▸ **What you are asked to do**:
Write out the records word for word, with no pictures.

[Structured figure records]
+ + + + +
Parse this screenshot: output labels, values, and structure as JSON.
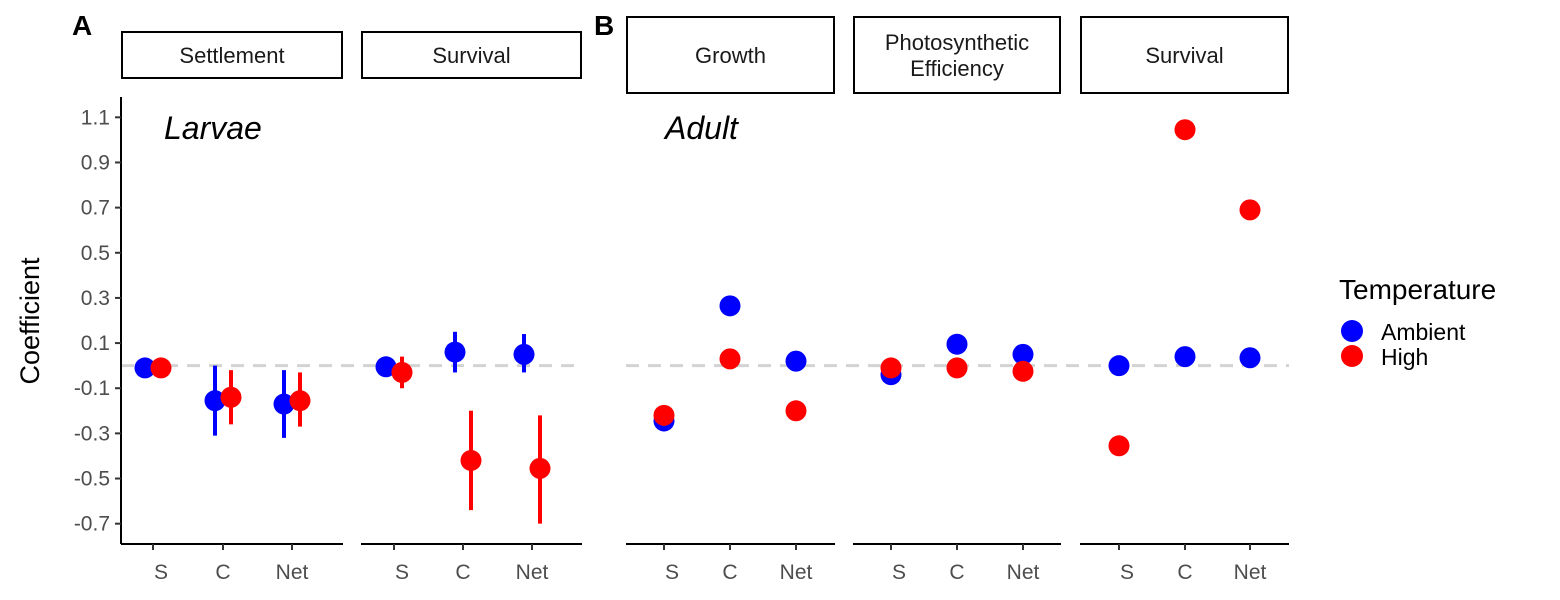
{
  "chart_data": {
    "type": "scatter",
    "panel_letters": [
      "A",
      "B"
    ],
    "group_labels": [
      "Larvae",
      "Adult"
    ],
    "ylabel": "Coefficient",
    "ylim": [
      -0.79,
      1.19
    ],
    "y_ticks": [
      "-0.7",
      "-0.5",
      "-0.3",
      "-0.1",
      "0.1",
      "0.3",
      "0.5",
      "0.7",
      "0.9",
      "1.1"
    ],
    "x_categories": [
      "S",
      "C",
      "Net"
    ],
    "reference_line": 0,
    "legend": {
      "title": "Temperature",
      "placement": "right",
      "entries": [
        {
          "name": "Ambient",
          "color": "#0000FF"
        },
        {
          "name": "High",
          "color": "#FF0000"
        }
      ]
    },
    "facets": [
      {
        "label": [
          "Settlement"
        ],
        "series": [
          {
            "name": "Ambient",
            "values": [
              -0.01,
              -0.155,
              -0.17
            ],
            "lower": [
              null,
              -0.31,
              -0.32
            ],
            "upper": [
              null,
              0.0,
              -0.02
            ]
          },
          {
            "name": "High",
            "values": [
              -0.01,
              -0.14,
              -0.155
            ],
            "lower": [
              null,
              -0.26,
              -0.27
            ],
            "upper": [
              null,
              -0.02,
              -0.03
            ]
          }
        ]
      },
      {
        "label": [
          "Survival"
        ],
        "series": [
          {
            "name": "Ambient",
            "values": [
              -0.005,
              0.06,
              0.05
            ],
            "lower": [
              null,
              -0.03,
              -0.03
            ],
            "upper": [
              null,
              0.15,
              0.14
            ]
          },
          {
            "name": "High",
            "values": [
              -0.03,
              -0.42,
              -0.455
            ],
            "lower": [
              -0.1,
              -0.64,
              -0.7
            ],
            "upper": [
              0.04,
              -0.2,
              -0.22
            ]
          }
        ]
      },
      {
        "label": [
          "Growth"
        ],
        "series": [
          {
            "name": "Ambient",
            "values": [
              -0.245,
              0.265,
              0.02
            ]
          },
          {
            "name": "High",
            "values": [
              -0.22,
              0.03,
              -0.2
            ]
          }
        ]
      },
      {
        "label": [
          "Photosynthetic",
          "Efficiency"
        ],
        "series": [
          {
            "name": "Ambient",
            "values": [
              -0.04,
              0.095,
              0.05
            ]
          },
          {
            "name": "High",
            "values": [
              -0.01,
              -0.01,
              -0.025
            ]
          }
        ]
      },
      {
        "label": [
          "Survival"
        ],
        "series": [
          {
            "name": "Ambient",
            "values": [
              0.0,
              0.04,
              0.035
            ]
          },
          {
            "name": "High",
            "values": [
              -0.355,
              1.045,
              0.69
            ]
          }
        ]
      }
    ]
  }
}
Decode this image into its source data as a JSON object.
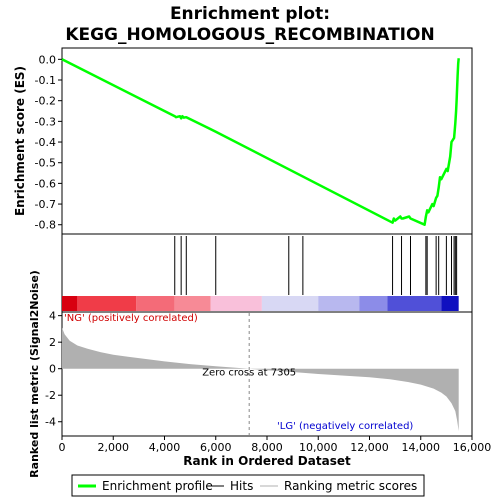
{
  "chart_data": {
    "type": "line",
    "title_line1": "Enrichment plot:",
    "title_line2": "KEGG_HOMOLOGOUS_RECOMBINATION",
    "es_panel": {
      "ylabel": "Enrichment score (ES)",
      "ylim": [
        -0.84,
        0.05
      ],
      "yticks": [
        0.0,
        -0.1,
        -0.2,
        -0.3,
        -0.4,
        -0.5,
        -0.6,
        -0.7,
        -0.8
      ],
      "ytick_labels": [
        "0.0",
        "-0.1",
        "-0.2",
        "-0.3",
        "-0.4",
        "-0.5",
        "-0.6",
        "-0.7",
        "-0.8"
      ],
      "line_color": "#00ff00",
      "x": [
        0,
        4400,
        4450,
        4600,
        4650,
        4700,
        4750,
        4850,
        6000,
        12900,
        12950,
        13000,
        13200,
        13250,
        13300,
        13550,
        13600,
        14150,
        14200,
        14250,
        14300,
        14450,
        14500,
        14600,
        14650,
        14700,
        14750,
        14800,
        15000,
        15050,
        15150,
        15200,
        15300,
        15350,
        15380,
        15400,
        15420,
        15440,
        15460,
        15480
      ],
      "y": [
        0.0,
        -0.275,
        -0.28,
        -0.275,
        -0.285,
        -0.275,
        -0.282,
        -0.28,
        -0.35,
        -0.79,
        -0.77,
        -0.78,
        -0.76,
        -0.77,
        -0.77,
        -0.76,
        -0.77,
        -0.8,
        -0.76,
        -0.73,
        -0.74,
        -0.7,
        -0.71,
        -0.67,
        -0.66,
        -0.62,
        -0.57,
        -0.58,
        -0.53,
        -0.54,
        -0.47,
        -0.4,
        -0.38,
        -0.31,
        -0.25,
        -0.2,
        -0.14,
        -0.08,
        -0.02,
        0.005
      ]
    },
    "hits": [
      4400,
      4650,
      4850,
      6000,
      8850,
      9400,
      12900,
      13250,
      13600,
      14200,
      14250,
      14600,
      14700,
      15000,
      15200,
      15300,
      15350,
      15400
    ],
    "xlim": [
      0,
      16000
    ],
    "xticks": [
      0,
      2000,
      4000,
      6000,
      8000,
      10000,
      12000,
      14000,
      16000
    ],
    "xtick_labels": [
      "0",
      "2,000",
      "4,000",
      "6,000",
      "8,000",
      "10,000",
      "12,000",
      "14,000",
      "16,000"
    ],
    "xlabel": "Rank in Ordered Dataset",
    "color_bar": {
      "segments": [
        {
          "x0": 0,
          "x1": 600,
          "color": "#d80010"
        },
        {
          "x0": 600,
          "x1": 2900,
          "color": "#f03c48"
        },
        {
          "x0": 2900,
          "x1": 4400,
          "color": "#f46b78"
        },
        {
          "x0": 4400,
          "x1": 5800,
          "color": "#f78a96"
        },
        {
          "x0": 5800,
          "x1": 7800,
          "color": "#f9c0da"
        },
        {
          "x0": 7800,
          "x1": 10000,
          "color": "#d8d8f4"
        },
        {
          "x0": 10000,
          "x1": 11600,
          "color": "#b8b8ef"
        },
        {
          "x0": 11600,
          "x1": 12700,
          "color": "#8c8ce8"
        },
        {
          "x0": 12700,
          "x1": 14800,
          "color": "#5050d8"
        },
        {
          "x0": 14800,
          "x1": 15480,
          "color": "#1010c0"
        }
      ]
    },
    "metric_panel": {
      "ylabel": "Ranked list metric (Signal2Noise)",
      "ylim": [
        -5,
        4.2
      ],
      "yticks": [
        4,
        2,
        0,
        -2,
        -4
      ],
      "ytick_labels": [
        "4",
        "2",
        "0",
        "-2",
        "-4"
      ],
      "x": [
        0,
        100,
        300,
        600,
        1000,
        1500,
        2000,
        3000,
        4000,
        5000,
        6000,
        7305,
        8000,
        9000,
        10000,
        11000,
        12000,
        12800,
        13500,
        14000,
        14500,
        14800,
        15000,
        15200,
        15350,
        15420,
        15480
      ],
      "y": [
        3.1,
        2.6,
        2.1,
        1.75,
        1.5,
        1.25,
        1.05,
        0.8,
        0.55,
        0.35,
        0.18,
        0.0,
        -0.12,
        -0.25,
        -0.4,
        -0.52,
        -0.65,
        -0.8,
        -1.0,
        -1.2,
        -1.5,
        -1.8,
        -2.1,
        -2.6,
        -3.2,
        -3.9,
        -4.7
      ],
      "fill_color": "#b0b0b0",
      "zero_cross_label": "Zero cross at 7305",
      "zero_cross": 7305,
      "pos_label": "'NG' (positively correlated)",
      "neg_label": "'LG' (negatively correlated)"
    },
    "legend": {
      "items": [
        {
          "label": "Enrichment profile",
          "color": "#00ff00"
        },
        {
          "label": "Hits",
          "color": "#000000"
        },
        {
          "label": "Ranking metric scores",
          "color": "#b0b0b0"
        }
      ]
    }
  }
}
+ + + + +
▸ **Solved exercise**:
Parse this screenshot: output labels, values, and structure as JSON.
{
  "chart_data": {
    "type": "scatter",
    "panel_letters": [
      "A",
      "B"
    ],
    "group_labels": [
      "Larvae",
      "Adult"
    ],
    "ylabel": "Coefficient",
    "ylim": [
      -0.79,
      1.19
    ],
    "y_ticks": [
      "-0.7",
      "-0.5",
      "-0.3",
      "-0.1",
      "0.1",
      "0.3",
      "0.5",
      "0.7",
      "0.9",
      "1.1"
    ],
    "x_categories": [
      "S",
      "C",
      "Net"
    ],
    "reference_line": 0,
    "legend": {
      "title": "Temperature",
      "placement": "right",
      "entries": [
        {
          "name": "Ambient",
          "color": "#0000FF"
        },
        {
          "name": "High",
          "color": "#FF0000"
        }
      ]
    },
    "facets": [
      {
        "label": [
          "Settlement"
        ],
        "series": [
          {
            "name": "Ambient",
            "values": [
              -0.01,
              -0.155,
              -0.17
            ],
            "lower": [
              null,
              -0.31,
              -0.32
            ],
            "upper": [
              null,
              0.0,
              -0.02
            ]
          },
          {
            "name": "High",
            "values": [
              -0.01,
              -0.14,
              -0.155
            ],
            "lower": [
              null,
              -0.26,
              -0.27
            ],
            "upper": [
              null,
              -0.02,
              -0.03
            ]
          }
        ]
      },
      {
        "label": [
          "Survival"
        ],
        "series": [
          {
            "name": "Ambient",
            "values": [
              -0.005,
              0.06,
              0.05
            ],
            "lower": [
              null,
              -0.03,
              -0.03
            ],
            "upper": [
              null,
              0.15,
              0.14
            ]
          },
          {
            "name": "High",
            "values": [
              -0.03,
              -0.42,
              -0.455
            ],
            "lower": [
              -0.1,
              -0.64,
              -0.7
            ],
            "upper": [
              0.04,
              -0.2,
              -0.22
            ]
          }
        ]
      },
      {
        "label": [
          "Growth"
        ],
        "series": [
          {
            "name": "Ambient",
            "values": [
              -0.245,
              0.265,
              0.02
            ]
          },
          {
            "name": "High",
            "values": [
              -0.22,
              0.03,
              -0.2
            ]
          }
        ]
      },
      {
        "label": [
          "Photosynthetic",
          "Efficiency"
        ],
        "series": [
          {
            "name": "Ambient",
            "values": [
              -0.04,
              0.095,
              0.05
            ]
          },
          {
            "name": "High",
            "values": [
              -0.01,
              -0.01,
              -0.025
            ]
          }
        ]
      },
      {
        "label": [
          "Survival"
        ],
        "series": [
          {
            "name": "Ambient",
            "values": [
              0.0,
              0.04,
              0.035
            ]
          },
          {
            "name": "High",
            "values": [
              -0.355,
              1.045,
              0.69
            ]
          }
        ]
      }
    ]
  }
}
Decode this image into its source data as a JSON object.
{
  "chart_data": {
    "type": "line",
    "title_line1": "Enrichment plot:",
    "title_line2": "KEGG_HOMOLOGOUS_RECOMBINATION",
    "es_panel": {
      "ylabel": "Enrichment score (ES)",
      "ylim": [
        -0.84,
        0.05
      ],
      "yticks": [
        0.0,
        -0.1,
        -0.2,
        -0.3,
        -0.4,
        -0.5,
        -0.6,
        -0.7,
        -0.8
      ],
      "ytick_labels": [
        "0.0",
        "-0.1",
        "-0.2",
        "-0.3",
        "-0.4",
        "-0.5",
        "-0.6",
        "-0.7",
        "-0.8"
      ],
      "line_color": "#00ff00",
      "x": [
        0,
        4400,
        4450,
        4600,
        4650,
        4700,
        4750,
        4850,
        6000,
        12900,
        12950,
        13000,
        13200,
        13250,
        13300,
        13550,
        13600,
        14150,
        14200,
        14250,
        14300,
        14450,
        14500,
        14600,
        14650,
        14700,
        14750,
        14800,
        15000,
        15050,
        15150,
        15200,
        15300,
        15350,
        15380,
        15400,
        15420,
        15440,
        15460,
        15480
      ],
      "y": [
        0.0,
        -0.275,
        -0.28,
        -0.275,
        -0.285,
        -0.275,
        -0.282,
        -0.28,
        -0.35,
        -0.79,
        -0.77,
        -0.78,
        -0.76,
        -0.77,
        -0.77,
        -0.76,
        -0.77,
        -0.8,
        -0.76,
        -0.73,
        -0.74,
        -0.7,
        -0.71,
        -0.67,
        -0.66,
        -0.62,
        -0.57,
        -0.58,
        -0.53,
        -0.54,
        -0.47,
        -0.4,
        -0.38,
        -0.31,
        -0.25,
        -0.2,
        -0.14,
        -0.08,
        -0.02,
        0.005
      ]
    },
    "hits": [
      4400,
      4650,
      4850,
      6000,
      8850,
      9400,
      12900,
      13250,
      13600,
      14200,
      14250,
      14600,
      14700,
      15000,
      15200,
      15300,
      15350,
      15400
    ],
    "xlim": [
      0,
      16000
    ],
    "xticks": [
      0,
      2000,
      4000,
      6000,
      8000,
      10000,
      12000,
      14000,
      16000
    ],
    "xtick_labels": [
      "0",
      "2,000",
      "4,000",
      "6,000",
      "8,000",
      "10,000",
      "12,000",
      "14,000",
      "16,000"
    ],
    "xlabel": "Rank in Ordered Dataset",
    "color_bar": {
      "segments": [
        {
          "x0": 0,
          "x1": 600,
          "color": "#d80010"
        },
        {
          "x0": 600,
          "x1": 2900,
          "color": "#f03c48"
        },
        {
          "x0": 2900,
          "x1": 4400,
          "color": "#f46b78"
        },
        {
          "x0": 4400,
          "x1": 5800,
          "color": "#f78a96"
        },
        {
          "x0": 5800,
          "x1": 7800,
          "color": "#f9c0da"
        },
        {
          "x0": 7800,
          "x1": 10000,
          "color": "#d8d8f4"
        },
        {
          "x0": 10000,
          "x1": 11600,
          "color": "#b8b8ef"
        },
        {
          "x0": 11600,
          "x1": 12700,
          "color": "#8c8ce8"
        },
        {
          "x0": 12700,
          "x1": 14800,
          "color": "#5050d8"
        },
        {
          "x0": 14800,
          "x1": 15480,
          "color": "#1010c0"
        }
      ]
    },
    "metric_panel": {
      "ylabel": "Ranked list metric (Signal2Noise)",
      "ylim": [
        -5,
        4.2
      ],
      "yticks": [
        4,
        2,
        0,
        -2,
        -4
      ],
      "ytick_labels": [
        "4",
        "2",
        "0",
        "-2",
        "-4"
      ],
      "x": [
        0,
        100,
        300,
        600,
        1000,
        1500,
        2000,
        3000,
        4000,
        5000,
        6000,
        7305,
        8000,
        9000,
        10000,
        11000,
        12000,
        12800,
        13500,
        14000,
        14500,
        14800,
        15000,
        15200,
        15350,
        15420,
        15480
      ],
      "y": [
        3.1,
        2.6,
        2.1,
        1.75,
        1.5,
        1.25,
        1.05,
        0.8,
        0.55,
        0.35,
        0.18,
        0.0,
        -0.12,
        -0.25,
        -0.4,
        -0.52,
        -0.65,
        -0.8,
        -1.0,
        -1.2,
        -1.5,
        -1.8,
        -2.1,
        -2.6,
        -3.2,
        -3.9,
        -4.7
      ],
      "fill_color": "#b0b0b0",
      "zero_cross_label": "Zero cross at 7305",
      "zero_cross": 7305,
      "pos_label": "'NG' (positively correlated)",
      "neg_label": "'LG' (negatively correlated)"
    },
    "legend": {
      "items": [
        {
          "label": "Enrichment profile",
          "color": "#00ff00"
        },
        {
          "label": "Hits",
          "color": "#000000"
        },
        {
          "label": "Ranking metric scores",
          "color": "#b0b0b0"
        }
      ]
    }
  }
}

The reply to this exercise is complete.